▶ _REQUIRED TASK_
Transcribe the whole listing below without changing a word, but leave out every image.

Saved entries:
§

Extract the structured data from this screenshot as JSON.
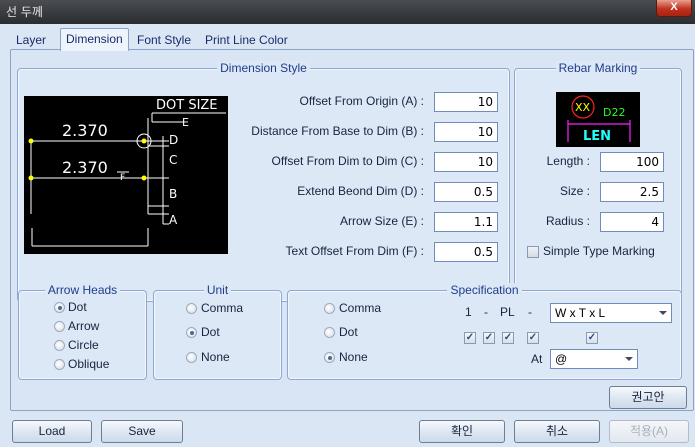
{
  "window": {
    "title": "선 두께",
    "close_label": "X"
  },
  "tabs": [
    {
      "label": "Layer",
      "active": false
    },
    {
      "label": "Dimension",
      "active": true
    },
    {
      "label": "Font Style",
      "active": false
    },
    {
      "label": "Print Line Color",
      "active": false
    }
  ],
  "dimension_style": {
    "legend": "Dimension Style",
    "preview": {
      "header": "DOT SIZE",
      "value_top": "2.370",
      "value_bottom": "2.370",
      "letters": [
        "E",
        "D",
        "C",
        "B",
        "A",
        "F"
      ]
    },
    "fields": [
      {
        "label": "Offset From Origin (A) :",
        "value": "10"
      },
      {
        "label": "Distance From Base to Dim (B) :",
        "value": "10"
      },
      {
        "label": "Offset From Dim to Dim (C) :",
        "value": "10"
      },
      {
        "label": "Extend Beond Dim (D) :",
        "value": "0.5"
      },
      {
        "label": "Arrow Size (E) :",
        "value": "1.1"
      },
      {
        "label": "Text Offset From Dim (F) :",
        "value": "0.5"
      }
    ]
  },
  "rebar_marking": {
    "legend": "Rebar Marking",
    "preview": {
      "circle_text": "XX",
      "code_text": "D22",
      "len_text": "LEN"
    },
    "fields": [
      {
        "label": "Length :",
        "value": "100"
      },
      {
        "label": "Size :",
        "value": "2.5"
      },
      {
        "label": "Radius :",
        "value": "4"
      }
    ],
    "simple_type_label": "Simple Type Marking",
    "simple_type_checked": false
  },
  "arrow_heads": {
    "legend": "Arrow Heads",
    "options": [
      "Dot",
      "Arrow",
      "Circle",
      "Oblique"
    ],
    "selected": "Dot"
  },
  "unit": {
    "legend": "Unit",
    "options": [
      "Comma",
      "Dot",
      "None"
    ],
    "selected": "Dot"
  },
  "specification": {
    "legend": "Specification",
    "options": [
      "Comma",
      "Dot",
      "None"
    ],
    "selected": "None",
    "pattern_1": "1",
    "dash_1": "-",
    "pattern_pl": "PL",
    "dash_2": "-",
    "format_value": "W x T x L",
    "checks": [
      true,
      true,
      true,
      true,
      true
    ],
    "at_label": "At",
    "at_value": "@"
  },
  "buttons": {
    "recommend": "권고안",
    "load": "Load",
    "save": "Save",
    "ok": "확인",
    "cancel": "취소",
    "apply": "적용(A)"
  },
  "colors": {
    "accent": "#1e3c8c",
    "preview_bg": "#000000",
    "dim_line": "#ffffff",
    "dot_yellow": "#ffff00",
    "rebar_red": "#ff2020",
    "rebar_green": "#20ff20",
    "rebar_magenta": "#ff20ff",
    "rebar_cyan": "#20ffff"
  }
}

§

▶ _RESPONSE TO THIS TASK_
Extract the structured data from this screenshot as JSON.
{
  "window": {
    "title": "선 두께",
    "close_label": "X"
  },
  "tabs": [
    {
      "label": "Layer",
      "active": false
    },
    {
      "label": "Dimension",
      "active": true
    },
    {
      "label": "Font Style",
      "active": false
    },
    {
      "label": "Print Line Color",
      "active": false
    }
  ],
  "dimension_style": {
    "legend": "Dimension Style",
    "preview": {
      "header": "DOT SIZE",
      "value_top": "2.370",
      "value_bottom": "2.370",
      "letters": [
        "E",
        "D",
        "C",
        "B",
        "A",
        "F"
      ]
    },
    "fields": [
      {
        "label": "Offset From Origin (A) :",
        "value": "10"
      },
      {
        "label": "Distance From Base to Dim (B) :",
        "value": "10"
      },
      {
        "label": "Offset From Dim to Dim (C) :",
        "value": "10"
      },
      {
        "label": "Extend Beond Dim (D) :",
        "value": "0.5"
      },
      {
        "label": "Arrow Size (E) :",
        "value": "1.1"
      },
      {
        "label": "Text Offset From Dim (F) :",
        "value": "0.5"
      }
    ]
  },
  "rebar_marking": {
    "legend": "Rebar Marking",
    "preview": {
      "circle_text": "XX",
      "code_text": "D22",
      "len_text": "LEN"
    },
    "fields": [
      {
        "label": "Length :",
        "value": "100"
      },
      {
        "label": "Size :",
        "value": "2.5"
      },
      {
        "label": "Radius :",
        "value": "4"
      }
    ],
    "simple_type_label": "Simple Type Marking",
    "simple_type_checked": false
  },
  "arrow_heads": {
    "legend": "Arrow Heads",
    "options": [
      "Dot",
      "Arrow",
      "Circle",
      "Oblique"
    ],
    "selected": "Dot"
  },
  "unit": {
    "legend": "Unit",
    "options": [
      "Comma",
      "Dot",
      "None"
    ],
    "selected": "Dot"
  },
  "specification": {
    "legend": "Specification",
    "options": [
      "Comma",
      "Dot",
      "None"
    ],
    "selected": "None",
    "pattern_1": "1",
    "dash_1": "-",
    "pattern_pl": "PL",
    "dash_2": "-",
    "format_value": "W x T x L",
    "checks": [
      true,
      true,
      true,
      true,
      true
    ],
    "at_label": "At",
    "at_value": "@"
  },
  "buttons": {
    "recommend": "권고안",
    "load": "Load",
    "save": "Save",
    "ok": "확인",
    "cancel": "취소",
    "apply": "적용(A)"
  },
  "colors": {
    "accent": "#1e3c8c",
    "preview_bg": "#000000",
    "dim_line": "#ffffff",
    "dot_yellow": "#ffff00",
    "rebar_red": "#ff2020",
    "rebar_green": "#20ff20",
    "rebar_magenta": "#ff20ff",
    "rebar_cyan": "#20ffff"
  }
}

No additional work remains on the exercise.